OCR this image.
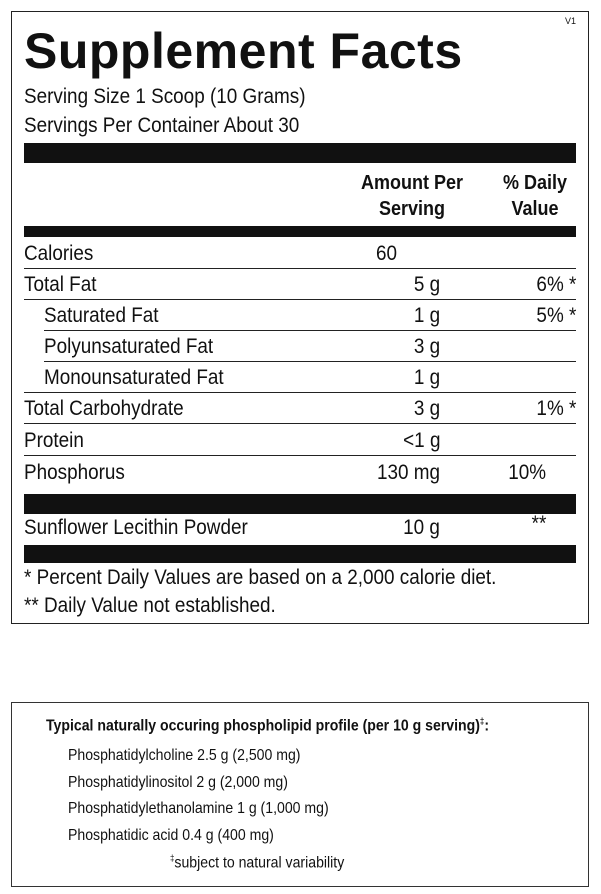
V1
Supplement Facts
Serving Size 1 Scoop (10 Grams)
Servings Per Container About 30
Amount Per
Serving
% Daily
Value
Calories	60
Total Fat	5 g	6% *
Saturated Fat	1 g	5% *
Polyunsaturated Fat	3 g
Monounsaturated Fat	1 g
Total Carbohydrate	3 g	1% *
Protein	<1 g
Phosphorus	130 mg	10%
Sunflower Lecithin Powder	10 g	**
* Percent Daily Values are based on a 2,000 calorie diet.
** Daily Value not established.
Typical naturally occuring phospholipid profile (per 10 g serving)‡:
Phosphatidylcholine 2.5 g (2,500 mg)
Phosphatidylinositol 2 g (2,000 mg)
Phosphatidylethanolamine 1 g (1,000 mg)
Phosphatidic acid 0.4 g (400 mg)
‡subject to natural variability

******************************

• [TASK] Could you give the material again exactly as it stands, omitting any image?

• [EXERCISE OUTPUT]
OCR this image.
V1
Supplement Facts
Serving Size 1 Scoop (10 Grams)
Servings Per Container About 30
Amount Per
Serving
% Daily
Value
Calories	60
Total Fat	5 g	6% *
Saturated Fat	1 g	5% *
Polyunsaturated Fat	3 g
Monounsaturated Fat	1 g
Total Carbohydrate	3 g	1% *
Protein	<1 g
Phosphorus	130 mg	10%
Sunflower Lecithin Powder	10 g	**
* Percent Daily Values are based on a 2,000 calorie diet.
** Daily Value not established.
Typical naturally occuring phospholipid profile (per 10 g serving)‡:
Phosphatidylcholine 2.5 g (2,500 mg)
Phosphatidylinositol 2 g (2,000 mg)
Phosphatidylethanolamine 1 g (1,000 mg)
Phosphatidic acid 0.4 g (400 mg)
‡subject to natural variability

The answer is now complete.